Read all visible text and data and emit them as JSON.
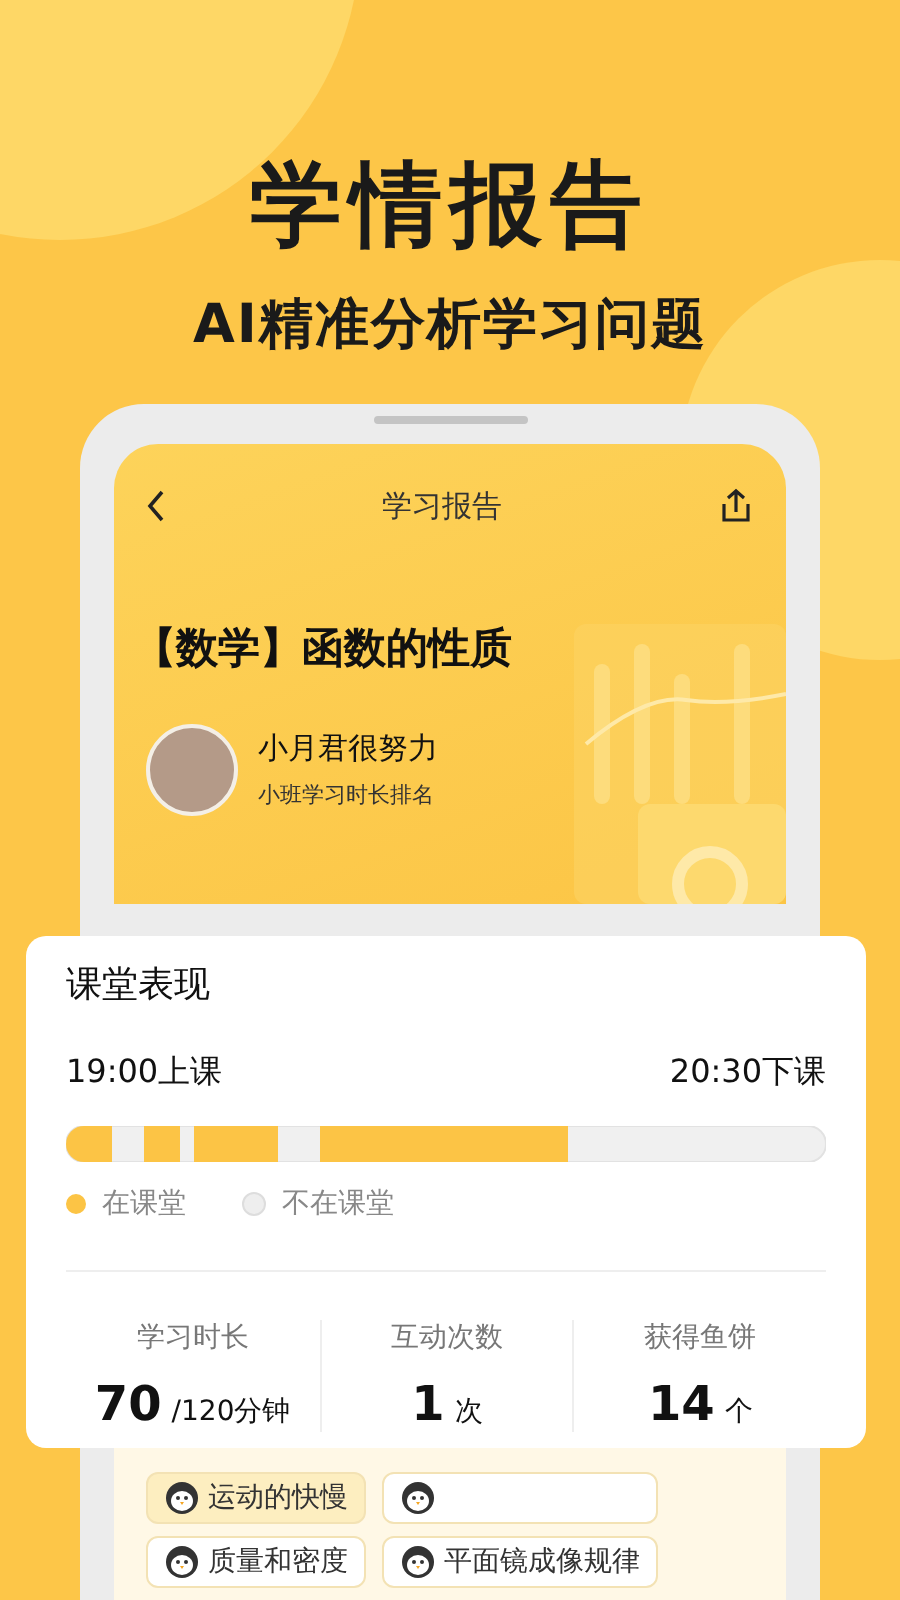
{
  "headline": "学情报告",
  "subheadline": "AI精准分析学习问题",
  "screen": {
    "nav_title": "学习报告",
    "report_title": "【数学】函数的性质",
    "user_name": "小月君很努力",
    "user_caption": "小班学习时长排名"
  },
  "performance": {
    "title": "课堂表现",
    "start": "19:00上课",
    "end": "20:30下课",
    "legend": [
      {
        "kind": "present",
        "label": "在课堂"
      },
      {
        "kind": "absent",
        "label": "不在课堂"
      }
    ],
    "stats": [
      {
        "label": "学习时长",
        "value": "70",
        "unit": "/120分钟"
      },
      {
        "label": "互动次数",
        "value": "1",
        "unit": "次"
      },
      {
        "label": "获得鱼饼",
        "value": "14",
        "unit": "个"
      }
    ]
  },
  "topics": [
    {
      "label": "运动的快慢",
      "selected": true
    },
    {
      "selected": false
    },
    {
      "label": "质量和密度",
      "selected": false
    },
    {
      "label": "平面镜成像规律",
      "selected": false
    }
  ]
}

◆ ◆ ◆ ◆ ◆ ◆ ◆

Go through the material above and print all of it exactly, except the pictures.

#### Result for this exercise
Read all visible text and data and emit them as JSON.
{
  "headline": "学情报告",
  "subheadline": "AI精准分析学习问题",
  "screen": {
    "nav_title": "学习报告",
    "report_title": "【数学】函数的性质",
    "user_name": "小月君很努力",
    "user_caption": "小班学习时长排名"
  },
  "performance": {
    "title": "课堂表现",
    "start": "19:00上课",
    "end": "20:30下课",
    "legend": [
      {
        "kind": "present",
        "label": "在课堂"
      },
      {
        "kind": "absent",
        "label": "不在课堂"
      }
    ],
    "stats": [
      {
        "label": "学习时长",
        "value": "70",
        "unit": "/120分钟"
      },
      {
        "label": "互动次数",
        "value": "1",
        "unit": "次"
      },
      {
        "label": "获得鱼饼",
        "value": "14",
        "unit": "个"
      }
    ]
  },
  "topics": [
    {
      "label": "运动的快慢",
      "selected": true
    },
    {
      "selected": false
    },
    {
      "label": "质量和密度",
      "selected": false
    },
    {
      "label": "平面镜成像规律",
      "selected": false
    }
  ]
}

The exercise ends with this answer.